**Description of the task:** Please repeat each of the records that follow, exactly as written.

**Available data:**
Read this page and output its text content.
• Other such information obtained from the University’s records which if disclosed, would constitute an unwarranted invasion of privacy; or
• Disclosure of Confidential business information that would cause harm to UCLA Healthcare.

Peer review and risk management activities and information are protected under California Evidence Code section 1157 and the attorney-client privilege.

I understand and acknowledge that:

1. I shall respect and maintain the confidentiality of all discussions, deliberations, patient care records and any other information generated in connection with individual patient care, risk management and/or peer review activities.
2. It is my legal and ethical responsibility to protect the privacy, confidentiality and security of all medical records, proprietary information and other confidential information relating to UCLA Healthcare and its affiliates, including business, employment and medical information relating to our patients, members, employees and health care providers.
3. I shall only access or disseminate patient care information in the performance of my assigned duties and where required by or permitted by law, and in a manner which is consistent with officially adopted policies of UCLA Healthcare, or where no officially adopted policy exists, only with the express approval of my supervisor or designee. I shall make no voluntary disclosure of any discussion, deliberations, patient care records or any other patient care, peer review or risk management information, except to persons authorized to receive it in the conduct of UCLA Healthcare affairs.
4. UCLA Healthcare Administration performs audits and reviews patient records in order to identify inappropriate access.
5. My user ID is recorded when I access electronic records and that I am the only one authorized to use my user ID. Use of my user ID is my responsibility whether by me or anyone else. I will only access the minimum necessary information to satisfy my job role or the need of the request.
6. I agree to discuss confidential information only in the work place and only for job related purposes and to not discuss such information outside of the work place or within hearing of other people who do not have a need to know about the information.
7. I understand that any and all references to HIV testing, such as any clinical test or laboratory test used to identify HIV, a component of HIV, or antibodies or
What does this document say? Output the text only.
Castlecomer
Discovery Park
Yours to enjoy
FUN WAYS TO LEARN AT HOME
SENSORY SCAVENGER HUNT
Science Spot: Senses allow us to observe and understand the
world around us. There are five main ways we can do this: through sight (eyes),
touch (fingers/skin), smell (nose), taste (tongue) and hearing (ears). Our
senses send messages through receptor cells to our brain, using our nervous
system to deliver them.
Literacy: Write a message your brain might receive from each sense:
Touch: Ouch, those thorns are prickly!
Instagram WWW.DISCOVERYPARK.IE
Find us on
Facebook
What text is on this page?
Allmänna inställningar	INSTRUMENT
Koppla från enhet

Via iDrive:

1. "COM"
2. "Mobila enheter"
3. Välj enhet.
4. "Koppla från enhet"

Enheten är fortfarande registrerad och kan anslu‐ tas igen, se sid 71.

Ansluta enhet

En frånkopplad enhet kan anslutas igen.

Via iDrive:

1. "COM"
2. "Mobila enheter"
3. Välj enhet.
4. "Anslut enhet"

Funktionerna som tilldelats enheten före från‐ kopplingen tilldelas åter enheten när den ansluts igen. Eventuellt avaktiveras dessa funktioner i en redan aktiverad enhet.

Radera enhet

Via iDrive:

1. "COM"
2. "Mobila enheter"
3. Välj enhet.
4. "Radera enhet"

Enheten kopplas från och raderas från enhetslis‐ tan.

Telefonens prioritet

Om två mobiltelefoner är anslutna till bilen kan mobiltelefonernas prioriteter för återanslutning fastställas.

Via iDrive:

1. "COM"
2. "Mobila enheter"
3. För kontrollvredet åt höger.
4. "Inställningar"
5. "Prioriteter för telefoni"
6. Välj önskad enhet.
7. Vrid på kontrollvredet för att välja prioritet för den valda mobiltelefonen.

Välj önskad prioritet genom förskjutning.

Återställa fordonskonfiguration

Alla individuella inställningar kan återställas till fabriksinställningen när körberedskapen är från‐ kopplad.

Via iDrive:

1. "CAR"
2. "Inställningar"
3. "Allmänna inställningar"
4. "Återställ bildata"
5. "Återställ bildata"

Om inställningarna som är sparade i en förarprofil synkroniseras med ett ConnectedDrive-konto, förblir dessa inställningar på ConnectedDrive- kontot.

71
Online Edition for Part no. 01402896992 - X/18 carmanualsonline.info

**Task output:**
Read this page and output its text content.
• Other such information obtained from the University’s records which if disclosed, would constitute an unwarranted invasion of privacy; or
• Disclosure of Confidential business information that would cause harm to UCLA Healthcare.

Peer review and risk management activities and information are protected under California Evidence Code section 1157 and the attorney-client privilege.

I understand and acknowledge that:

1. I shall respect and maintain the confidentiality of all discussions, deliberations, patient care records and any other information generated in connection with individual patient care, risk management and/or peer review activities.
2. It is my legal and ethical responsibility to protect the privacy, confidentiality and security of all medical records, proprietary information and other confidential information relating to UCLA Healthcare and its affiliates, including business, employment and medical information relating to our patients, members, employees and health care providers.
3. I shall only access or disseminate patient care information in the performance of my assigned duties and where required by or permitted by law, and in a manner which is consistent with officially adopted policies of UCLA Healthcare, or where no officially adopted policy exists, only with the express approval of my supervisor or designee. I shall make no voluntary disclosure of any discussion, deliberations, patient care records or any other patient care, peer review or risk management information, except to persons authorized to receive it in the conduct of UCLA Healthcare affairs.
4. UCLA Healthcare Administration performs audits and reviews patient records in order to identify inappropriate access.
5. My user ID is recorded when I access electronic records and that I am the only one authorized to use my user ID. Use of my user ID is my responsibility whether by me or anyone else. I will only access the minimum necessary information to satisfy my job role or the need of the request.
6. I agree to discuss confidential information only in the work place and only for job related purposes and to not discuss such information outside of the work place or within hearing of other people who do not have a need to know about the information.
7. I understand that any and all references to HIV testing, such as any clinical test or laboratory test used to identify HIV, a component of HIV, or antibodies or
What does this document say? Output the text only.
Castlecomer
Discovery Park
Yours to enjoy
FUN WAYS TO LEARN AT HOME
SENSORY SCAVENGER HUNT
Science Spot: Senses allow us to observe and understand the
world around us. There are five main ways we can do this: through sight (eyes),
touch (fingers/skin), smell (nose), taste (tongue) and hearing (ears). Our
senses send messages through receptor cells to our brain, using our nervous
system to deliver them.
Literacy: Write a message your brain might receive from each sense:
Touch: Ouch, those thorns are prickly!
Instagram WWW.DISCOVERYPARK.IE
Find us on
Facebook
What text is on this page?
Allmänna inställningar	INSTRUMENT
Koppla från enhet

Via iDrive:

1. "COM"
2. "Mobila enheter"
3. Välj enhet.
4. "Koppla från enhet"

Enheten är fortfarande registrerad och kan anslu‐ tas igen, se sid 71.

Ansluta enhet

En frånkopplad enhet kan anslutas igen.

Via iDrive:

1. "COM"
2. "Mobila enheter"
3. Välj enhet.
4. "Anslut enhet"

Funktionerna som tilldelats enheten före från‐ kopplingen tilldelas åter enheten när den ansluts igen. Eventuellt avaktiveras dessa funktioner i en redan aktiverad enhet.

Radera enhet

Via iDrive:

1. "COM"
2. "Mobila enheter"
3. Välj enhet.
4. "Radera enhet"

Enheten kopplas från och raderas från enhetslis‐ tan.

Telefonens prioritet

Om två mobiltelefoner är anslutna till bilen kan mobiltelefonernas prioriteter för återanslutning fastställas.

Via iDrive:

1. "COM"
2. "Mobila enheter"
3. För kontrollvredet åt höger.
4. "Inställningar"
5. "Prioriteter för telefoni"
6. Välj önskad enhet.
7. Vrid på kontrollvredet för att välja prioritet för den valda mobiltelefonen.

Välj önskad prioritet genom förskjutning.

Återställa fordonskonfiguration

Alla individuella inställningar kan återställas till fabriksinställningen när körberedskapen är från‐ kopplad.

Via iDrive:

1. "CAR"
2. "Inställningar"
3. "Allmänna inställningar"
4. "Återställ bildata"
5. "Återställ bildata"

Om inställningarna som är sparade i en förarprofil synkroniseras med ett ConnectedDrive-konto, förblir dessa inställningar på ConnectedDrive- kontot.

71
Online Edition for Part no. 01402896992 - X/18 carmanualsonline.info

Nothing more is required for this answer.